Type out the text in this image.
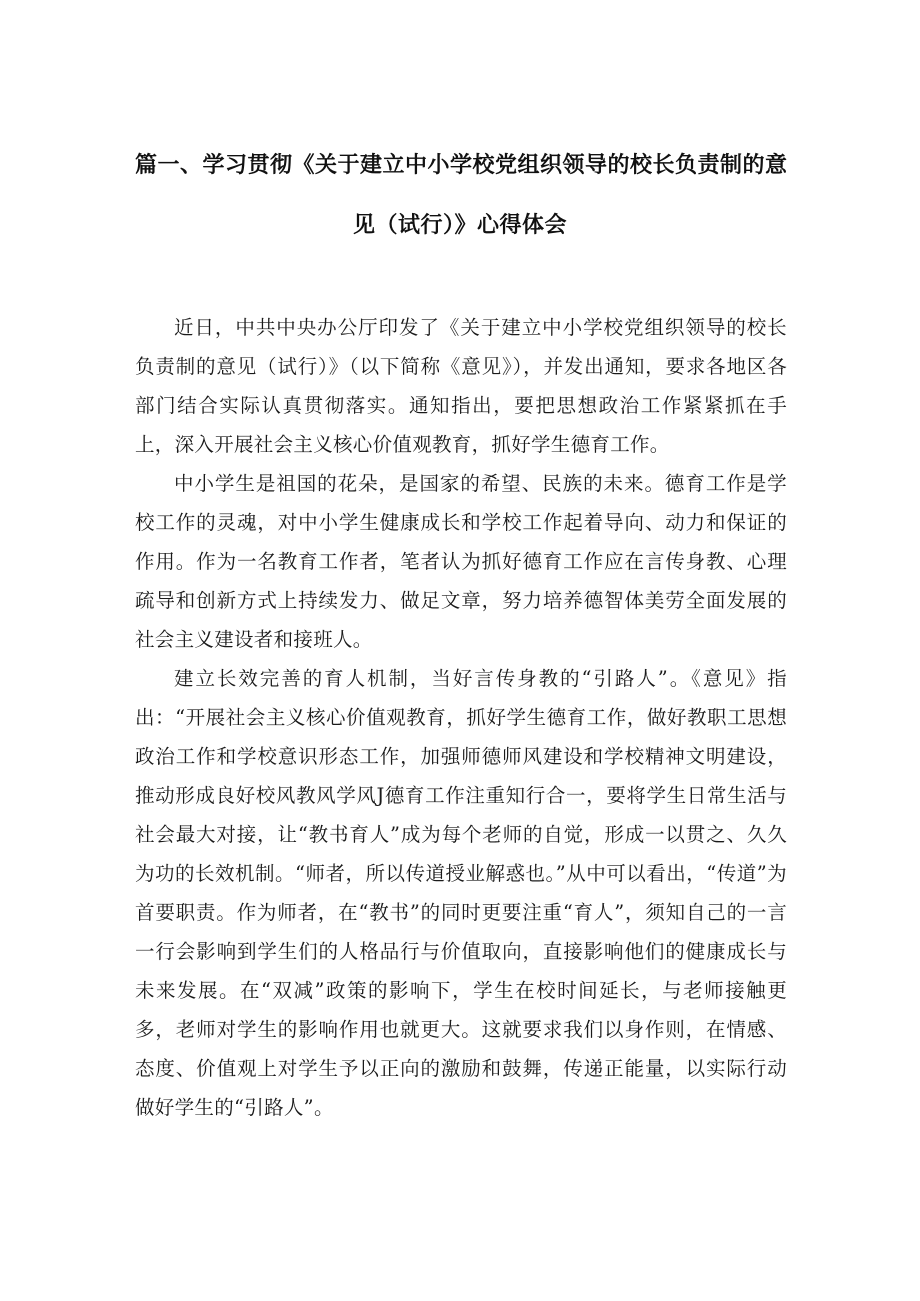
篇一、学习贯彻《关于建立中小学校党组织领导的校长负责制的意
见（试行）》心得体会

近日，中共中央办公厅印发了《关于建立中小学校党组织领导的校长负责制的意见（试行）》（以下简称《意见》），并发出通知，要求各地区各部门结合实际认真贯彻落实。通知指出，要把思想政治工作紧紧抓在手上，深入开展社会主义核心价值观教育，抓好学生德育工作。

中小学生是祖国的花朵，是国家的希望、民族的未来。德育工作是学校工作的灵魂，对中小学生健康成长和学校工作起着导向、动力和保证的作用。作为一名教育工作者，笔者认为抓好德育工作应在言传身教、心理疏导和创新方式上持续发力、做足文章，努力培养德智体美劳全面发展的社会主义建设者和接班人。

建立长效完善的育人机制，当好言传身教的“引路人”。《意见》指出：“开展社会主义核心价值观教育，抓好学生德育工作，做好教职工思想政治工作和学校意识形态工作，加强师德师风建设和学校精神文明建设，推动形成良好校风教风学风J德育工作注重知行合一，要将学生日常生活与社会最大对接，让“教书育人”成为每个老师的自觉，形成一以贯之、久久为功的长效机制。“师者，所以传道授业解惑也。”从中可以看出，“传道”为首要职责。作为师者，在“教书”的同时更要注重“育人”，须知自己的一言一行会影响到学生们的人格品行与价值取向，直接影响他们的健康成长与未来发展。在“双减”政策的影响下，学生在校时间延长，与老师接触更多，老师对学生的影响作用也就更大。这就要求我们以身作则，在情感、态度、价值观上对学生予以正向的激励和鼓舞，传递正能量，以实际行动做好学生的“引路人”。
==
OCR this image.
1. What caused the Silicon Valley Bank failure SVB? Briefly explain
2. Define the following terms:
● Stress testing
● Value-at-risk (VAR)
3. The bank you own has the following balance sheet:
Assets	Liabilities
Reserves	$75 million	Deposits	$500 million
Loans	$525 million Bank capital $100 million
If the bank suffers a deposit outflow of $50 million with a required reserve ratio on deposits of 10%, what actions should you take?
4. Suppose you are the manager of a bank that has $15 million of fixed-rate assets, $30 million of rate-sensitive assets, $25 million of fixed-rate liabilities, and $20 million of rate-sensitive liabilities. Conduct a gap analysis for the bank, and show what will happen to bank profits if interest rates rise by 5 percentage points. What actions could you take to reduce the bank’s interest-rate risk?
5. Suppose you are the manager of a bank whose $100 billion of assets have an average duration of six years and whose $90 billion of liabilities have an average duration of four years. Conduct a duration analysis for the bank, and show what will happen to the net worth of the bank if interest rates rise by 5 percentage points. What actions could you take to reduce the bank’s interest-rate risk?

* [WRITTEN EXERCISE]: Return only the number of lines in the preceding records that contain the string "this".

* [THE SOLUTION]: 2